# What to do:
Locate the string "died" in the listing below. Copy every line where it is found.

# Provided data:
========================================
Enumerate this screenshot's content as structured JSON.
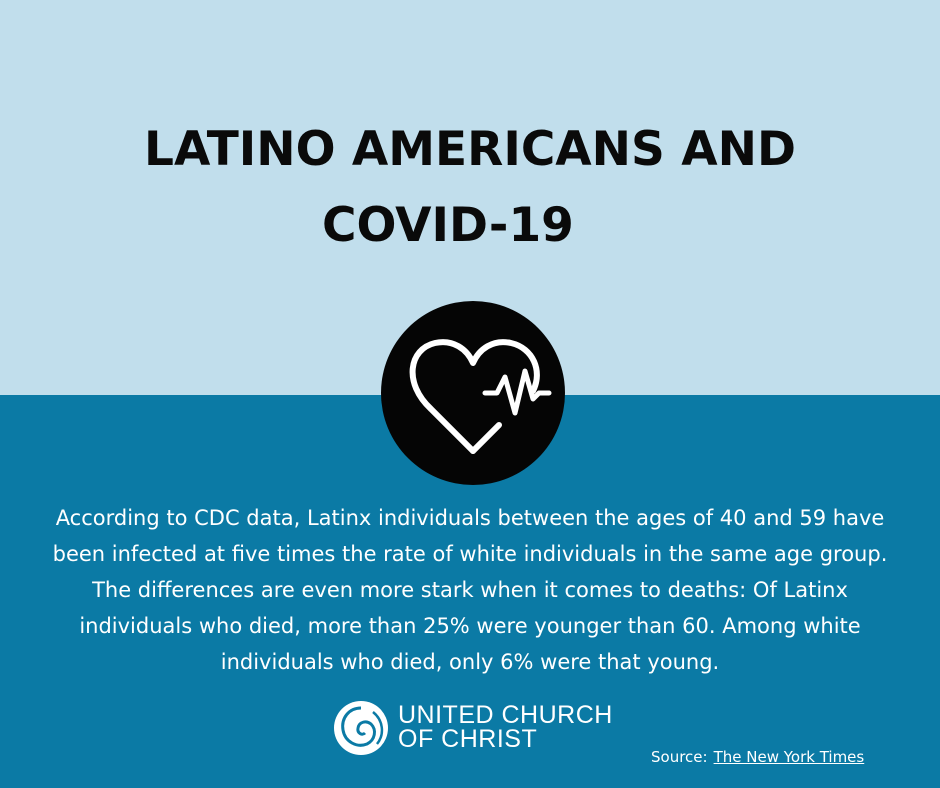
{
  "header": {
    "title_lines": [
      "LATINO AMERICANS AND",
      "COVID-19"
    ]
  },
  "body": {
    "lines": [
      "According to CDC data, Latinx individuals between the ages of 40 and 59 have",
      "been infected at five times the rate of white individuals in the same age group.",
      "The differences are even more stark when it comes to deaths: Of Latinx",
      "individuals who died, more than 25% were younger than 60. Among white",
      "individuals who died, only 6% were that young."
    ]
  },
  "logo": {
    "lines": [
      "UNITED CHURCH",
      "OF CHRIST"
    ]
  },
  "source": {
    "label": "Source:",
    "link": "The New York Times"
  }
}
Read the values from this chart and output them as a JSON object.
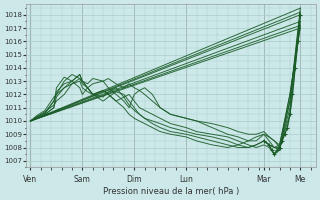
{
  "title": "",
  "xlabel": "Pression niveau de la mer( hPa )",
  "bg_color": "#cce8e8",
  "grid_color": "#aacccc",
  "line_color": "#1a5c28",
  "ylim": [
    1006.5,
    1018.8
  ],
  "yticks": [
    1007,
    1008,
    1009,
    1010,
    1011,
    1012,
    1013,
    1014,
    1015,
    1016,
    1017,
    1018
  ],
  "day_labels": [
    "Ven",
    "Sam",
    "Dim",
    "Lun",
    "Mar",
    "Me"
  ],
  "day_x": [
    0,
    1,
    2,
    3,
    4.5,
    5.2
  ],
  "xlim": [
    -0.08,
    5.5
  ],
  "series": [
    [
      0,
      0.12,
      0.28,
      0.45,
      0.5,
      0.65,
      0.8,
      0.95,
      1.0,
      1.1,
      1.2,
      1.4,
      1.5,
      1.65,
      1.8,
      1.9,
      2.0,
      2.1,
      2.2,
      2.35,
      2.5,
      2.7,
      3.0,
      3.2,
      3.5,
      3.8,
      4.0,
      4.2,
      4.35,
      4.5,
      4.6,
      4.7,
      4.8,
      5.0,
      5.2
    ],
    [
      1010.0,
      1010.3,
      1010.6,
      1011.5,
      1012.0,
      1013.0,
      1013.5,
      1013.2,
      1012.8,
      1012.5,
      1012.8,
      1013.0,
      1013.2,
      1012.8,
      1012.5,
      1012.8,
      1012.5,
      1012.3,
      1012.0,
      1011.5,
      1011.0,
      1010.5,
      1010.2,
      1010.0,
      1009.8,
      1009.5,
      1009.2,
      1009.0,
      1009.0,
      1009.2,
      1008.8,
      1008.5,
      1008.0,
      1012.0,
      1017.0
    ],
    [
      0,
      0.12,
      0.28,
      0.45,
      0.5,
      0.65,
      0.8,
      0.95,
      1.0,
      1.1,
      1.2,
      1.4,
      1.5,
      1.65,
      1.8,
      1.9,
      2.0,
      2.1,
      2.2,
      2.35,
      2.5,
      2.7,
      3.0,
      3.2,
      3.5,
      3.8,
      4.0,
      4.2,
      4.35,
      4.5,
      4.6,
      4.7,
      4.8,
      5.0,
      5.2
    ],
    [
      1010.0,
      1010.2,
      1010.5,
      1011.0,
      1012.5,
      1013.3,
      1013.0,
      1013.5,
      1013.0,
      1012.8,
      1013.2,
      1013.0,
      1012.5,
      1012.0,
      1011.5,
      1011.0,
      1012.0,
      1012.3,
      1012.5,
      1012.0,
      1011.0,
      1010.5,
      1010.2,
      1010.0,
      1009.5,
      1009.0,
      1008.8,
      1008.5,
      1008.5,
      1009.0,
      1008.5,
      1008.0,
      1007.8,
      1011.5,
      1018.0
    ],
    [
      0,
      0.12,
      0.28,
      0.45,
      0.5,
      0.65,
      0.8,
      0.95,
      1.0,
      1.1,
      1.2,
      1.4,
      1.5,
      1.65,
      1.8,
      1.9,
      2.0,
      2.1,
      2.2,
      2.35,
      2.5,
      2.7,
      3.0,
      3.2,
      3.5,
      3.8,
      4.0,
      4.2,
      4.35,
      4.5,
      4.6,
      4.7,
      4.8,
      5.0,
      5.2
    ],
    [
      1010.0,
      1010.4,
      1010.8,
      1011.8,
      1012.0,
      1012.5,
      1013.0,
      1012.5,
      1012.0,
      1012.5,
      1012.0,
      1012.3,
      1012.0,
      1011.5,
      1011.8,
      1012.0,
      1011.5,
      1011.0,
      1010.8,
      1010.5,
      1010.2,
      1009.8,
      1009.5,
      1009.2,
      1009.0,
      1008.8,
      1008.5,
      1008.2,
      1008.0,
      1008.2,
      1008.0,
      1007.5,
      1007.8,
      1011.0,
      1018.2
    ],
    [
      0,
      0.12,
      0.28,
      0.45,
      0.5,
      0.65,
      0.8,
      0.95,
      1.0,
      1.1,
      1.2,
      1.4,
      1.5,
      1.65,
      1.8,
      1.9,
      2.0,
      2.1,
      2.2,
      2.35,
      2.5,
      2.7,
      3.0,
      3.2,
      3.5,
      3.8,
      4.0,
      4.2,
      4.35,
      4.5,
      4.6,
      4.7,
      4.8,
      5.0,
      5.2
    ],
    [
      1010.0,
      1010.3,
      1010.7,
      1011.2,
      1011.5,
      1012.0,
      1012.8,
      1013.2,
      1013.0,
      1012.5,
      1012.0,
      1011.8,
      1012.2,
      1012.5,
      1011.8,
      1011.2,
      1010.8,
      1010.5,
      1010.2,
      1010.0,
      1009.8,
      1009.5,
      1009.2,
      1009.0,
      1008.8,
      1008.5,
      1008.2,
      1008.0,
      1008.2,
      1008.5,
      1008.2,
      1008.0,
      1008.0,
      1010.5,
      1017.5
    ],
    [
      0,
      0.12,
      0.28,
      0.45,
      0.5,
      0.65,
      0.8,
      0.95,
      1.0,
      1.1,
      1.2,
      1.4,
      1.5,
      1.65,
      1.8,
      1.9,
      2.0,
      2.1,
      2.2,
      2.35,
      2.5,
      2.7,
      3.0,
      3.2,
      3.5,
      3.8,
      4.0,
      4.2,
      4.35,
      4.5,
      4.6,
      4.7,
      4.8,
      5.0,
      5.2
    ],
    [
      1010.0,
      1010.2,
      1010.5,
      1011.0,
      1011.8,
      1012.5,
      1012.8,
      1013.0,
      1012.5,
      1012.2,
      1012.0,
      1011.5,
      1011.8,
      1012.2,
      1012.0,
      1011.5,
      1011.0,
      1010.5,
      1010.2,
      1009.8,
      1009.5,
      1009.2,
      1009.0,
      1008.8,
      1008.5,
      1008.2,
      1008.0,
      1008.0,
      1008.2,
      1008.5,
      1008.2,
      1008.0,
      1008.2,
      1012.0,
      1017.2
    ],
    [
      0,
      0.12,
      0.28,
      0.45,
      0.5,
      0.65,
      0.8,
      0.95,
      1.0,
      1.1,
      1.2,
      1.4,
      1.5,
      1.65,
      1.8,
      1.9,
      2.0,
      2.1,
      2.2,
      2.35,
      2.5,
      2.7,
      3.0,
      3.2,
      3.5,
      3.8,
      4.0,
      4.2,
      4.35,
      4.5,
      4.6,
      4.7,
      4.8,
      5.0,
      5.2
    ],
    [
      1010.0,
      1010.3,
      1010.6,
      1011.5,
      1012.2,
      1012.8,
      1013.0,
      1013.5,
      1013.0,
      1012.5,
      1012.0,
      1012.3,
      1012.0,
      1011.5,
      1011.0,
      1010.5,
      1010.2,
      1010.0,
      1009.8,
      1009.5,
      1009.2,
      1009.0,
      1008.8,
      1008.5,
      1008.2,
      1008.0,
      1008.2,
      1008.5,
      1008.8,
      1009.0,
      1008.8,
      1008.5,
      1008.2,
      1011.5,
      1018.5
    ]
  ],
  "straight_lines": [
    {
      "x": [
        0,
        5.2
      ],
      "y": [
        1010.0,
        1018.0
      ]
    },
    {
      "x": [
        0,
        5.2
      ],
      "y": [
        1010.0,
        1018.2
      ]
    },
    {
      "x": [
        0,
        5.2
      ],
      "y": [
        1010.0,
        1017.0
      ]
    },
    {
      "x": [
        0,
        5.2
      ],
      "y": [
        1010.0,
        1017.2
      ]
    },
    {
      "x": [
        0,
        5.2
      ],
      "y": [
        1010.0,
        1017.5
      ]
    },
    {
      "x": [
        0,
        5.2
      ],
      "y": [
        1010.0,
        1018.5
      ]
    }
  ],
  "dotted_x": [
    4.5,
    4.6,
    4.65,
    4.7,
    4.75,
    4.8,
    4.85,
    4.9,
    4.95,
    5.0,
    5.05,
    5.1,
    5.15,
    5.2
  ],
  "dotted_y": [
    1008.5,
    1008.2,
    1007.8,
    1007.5,
    1007.8,
    1008.0,
    1008.5,
    1009.0,
    1009.5,
    1010.5,
    1012.0,
    1014.0,
    1016.0,
    1018.0
  ]
}
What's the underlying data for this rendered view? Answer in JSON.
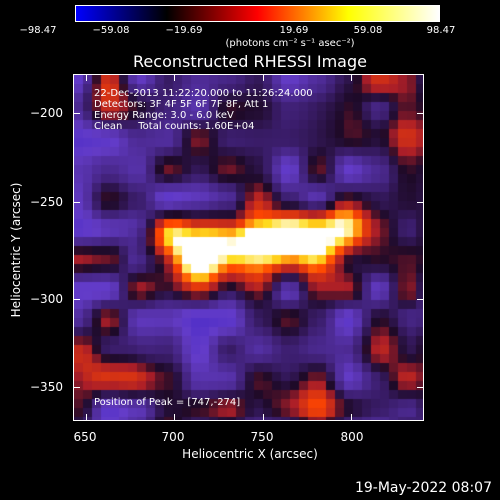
{
  "colorbar": {
    "ticks": [
      "−98.47",
      "−59.08",
      "−19.69",
      "19.69",
      "59.08",
      "98.47"
    ],
    "units": "(photons cm⁻² s⁻¹ asec⁻²)",
    "colormap": [
      "#0000ff",
      "#000000",
      "#ff0000",
      "#ffff00",
      "#ffffff"
    ]
  },
  "title": "Reconstructed RHESSI Image",
  "annotations": {
    "time": "22-Dec-2013 11:22:20.000 to 11:26:24.000",
    "detectors": "Detectors: 3F 4F 5F 6F 7F 8F, Att 1",
    "energy": "Energy Range: 3.0 - 6.0 keV",
    "clean": "Clean     Total counts: 1.60E+04",
    "peak": "Position of Peak = [747,-274]"
  },
  "axes": {
    "xlabel": "Heliocentric X (arcsec)",
    "ylabel": "Heliocentric Y (arcsec)",
    "xticks": [
      "650",
      "700",
      "750",
      "800"
    ],
    "yticks": [
      "−200",
      "−250",
      "−300",
      "−350"
    ]
  },
  "footer": {
    "timestamp": "19-May-2022 08:07"
  }
}
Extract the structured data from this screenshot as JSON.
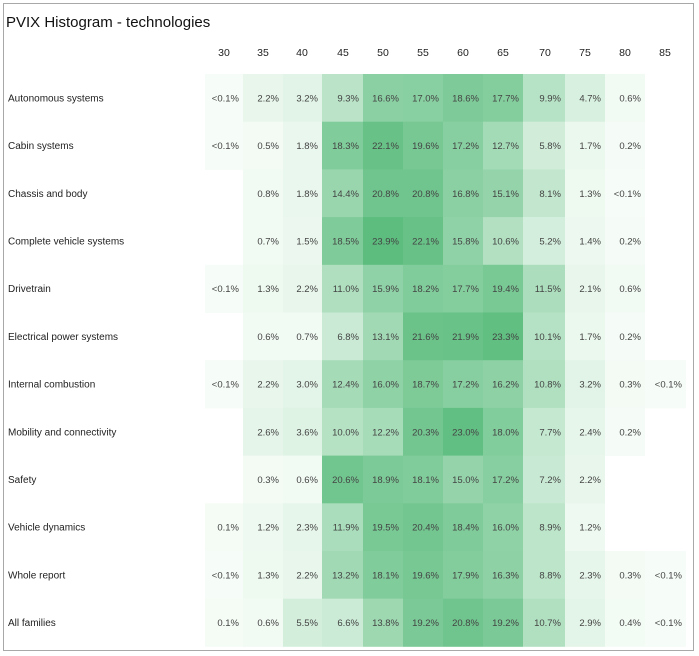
{
  "chart_data": {
    "type": "heatmap",
    "title": "PVIX Histogram - technologies",
    "columns": [
      "30",
      "35",
      "40",
      "45",
      "50",
      "55",
      "60",
      "65",
      "70",
      "75",
      "80",
      "85"
    ],
    "rows": [
      {
        "label": "Autonomous systems",
        "cells": [
          "<0.1%",
          "2.2%",
          "3.2%",
          "9.3%",
          "16.6%",
          "17.0%",
          "18.6%",
          "17.7%",
          "9.9%",
          "4.7%",
          "0.6%",
          ""
        ]
      },
      {
        "label": "Cabin systems",
        "cells": [
          "<0.1%",
          "0.5%",
          "1.8%",
          "18.3%",
          "22.1%",
          "19.6%",
          "17.2%",
          "12.7%",
          "5.8%",
          "1.7%",
          "0.2%",
          ""
        ]
      },
      {
        "label": "Chassis and body",
        "cells": [
          "",
          "0.8%",
          "1.8%",
          "14.4%",
          "20.8%",
          "20.8%",
          "16.8%",
          "15.1%",
          "8.1%",
          "1.3%",
          "<0.1%",
          ""
        ]
      },
      {
        "label": "Complete vehicle systems",
        "cells": [
          "",
          "0.7%",
          "1.5%",
          "18.5%",
          "23.9%",
          "22.1%",
          "15.8%",
          "10.6%",
          "5.2%",
          "1.4%",
          "0.2%",
          ""
        ]
      },
      {
        "label": "Drivetrain",
        "cells": [
          "<0.1%",
          "1.3%",
          "2.2%",
          "11.0%",
          "15.9%",
          "18.2%",
          "17.7%",
          "19.4%",
          "11.5%",
          "2.1%",
          "0.6%",
          ""
        ]
      },
      {
        "label": "Electrical power systems",
        "cells": [
          "",
          "0.6%",
          "0.7%",
          "6.8%",
          "13.1%",
          "21.6%",
          "21.9%",
          "23.3%",
          "10.1%",
          "1.7%",
          "0.2%",
          ""
        ]
      },
      {
        "label": "Internal combustion",
        "cells": [
          "<0.1%",
          "2.2%",
          "3.0%",
          "12.4%",
          "16.0%",
          "18.7%",
          "17.2%",
          "16.2%",
          "10.8%",
          "3.2%",
          "0.3%",
          "<0.1%"
        ]
      },
      {
        "label": "Mobility and connectivity",
        "cells": [
          "",
          "2.6%",
          "3.6%",
          "10.0%",
          "12.2%",
          "20.3%",
          "23.0%",
          "18.0%",
          "7.7%",
          "2.4%",
          "0.2%",
          ""
        ]
      },
      {
        "label": "Safety",
        "cells": [
          "",
          "0.3%",
          "0.6%",
          "20.6%",
          "18.9%",
          "18.1%",
          "15.0%",
          "17.2%",
          "7.2%",
          "2.2%",
          "",
          ""
        ]
      },
      {
        "label": "Vehicle dynamics",
        "cells": [
          "0.1%",
          "1.2%",
          "2.3%",
          "11.9%",
          "19.5%",
          "20.4%",
          "18.4%",
          "16.0%",
          "8.9%",
          "1.2%",
          "",
          ""
        ]
      },
      {
        "label": "Whole report",
        "cells": [
          "<0.1%",
          "1.3%",
          "2.2%",
          "13.2%",
          "18.1%",
          "19.6%",
          "17.9%",
          "16.3%",
          "8.8%",
          "2.3%",
          "0.3%",
          "<0.1%"
        ]
      },
      {
        "label": "All families",
        "cells": [
          "0.1%",
          "0.6%",
          "5.5%",
          "6.6%",
          "13.8%",
          "19.2%",
          "20.8%",
          "19.2%",
          "10.7%",
          "2.9%",
          "0.4%",
          "<0.1%"
        ]
      }
    ],
    "color_low": "#ffffff",
    "color_high": "#5cbd7e"
  }
}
========================================
# Answer below:
      "individuals who died, more than 25% were younger than 60. Among white",
      "individuals who died, only 6% were that young."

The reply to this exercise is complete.